WHAT IS EXPECTED =>
Copy each line of the records that holds the string "злотых".

SUPPLIED RECORDS =>

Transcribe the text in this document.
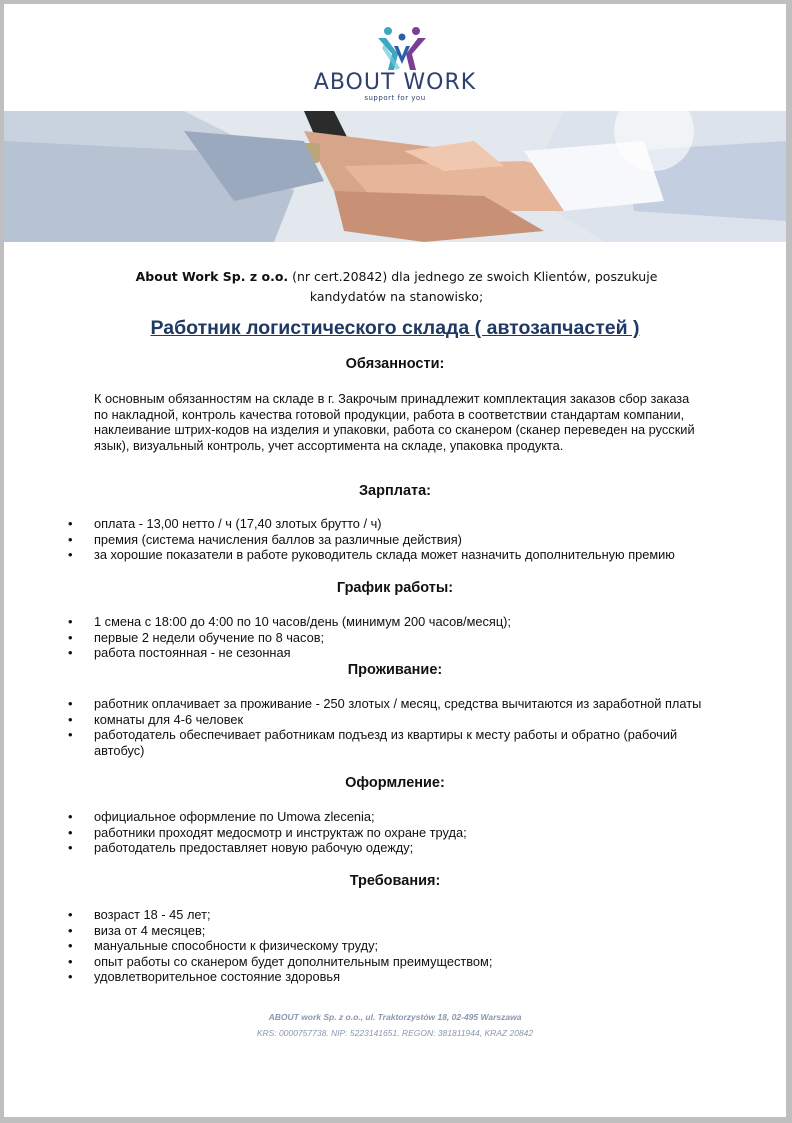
ABOUT WORK
support for you
About Work Sp. z o.o. (nr cert.20842) dla jednego ze swoich Klientów, poszukuje kandydatów na stanowisko;
Работник логистического склада ( автозапчастей )
Обязанности:
К основным обязанностям на складе в г. Закрочым принадлежит комплектация заказов сбор заказа по накладной, контроль качества готовой продукции, работа в соответствии стандартам компании, наклеивание штрих-кодов на изделия и упаковки, работа со сканером (сканер переведен на русский язык), визуальный контроль, учет ассортимента на складе, упаковка продукта.
Зарплата:
• оплата - 13,00 нетто / ч (17,40 злотых брутто / ч)
• премия (система начисления баллов за различные действия)
• за хорошие показатели в работе руководитель склада может назначить дополнительную премию
График работы:
• 1 смена с 18:00 до 4:00 по 10 часов/день (минимум 200 часов/месяц);
• первые 2 недели обучение по 8 часов;
• работа постоянная - не сезонная
Проживание:
• работник оплачивает за проживание - 250 злотых / месяц, средства вычитаются из заработной платы
• комнаты для 4-6 человек
• работодатель обеспечивает работникам подъезд из квартиры к месту работы и обратно (рабочий автобус)
Оформление:
• официальное оформление по Umowa zlecenia;
• работники проходят медосмотр и инструктаж по охране труда;
• работодатель предоставляет новую рабочую одежду;
Требования:
• возраст 18 - 45 лет;
• виза от 4 месяцев;
• мануальные способности к физическому труду;
• опыт работы со сканером будет дополнительным преимуществом;
• удовлетворительное состояние здоровья
ABOUT work Sp. z o.o., ul. Traktorzystów 18, 02-495 Warszawa
KRS: 0000757738. NIP: 5223141651, REGON: 381811944, KRAZ 20842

FINISHED EXERCISE =>
• оплата - 13,00 нетто / ч (17,40 злотых брутто / ч)
• работник оплачивает за проживание - 250 злотых / месяц, средства вычитаются из заработной платы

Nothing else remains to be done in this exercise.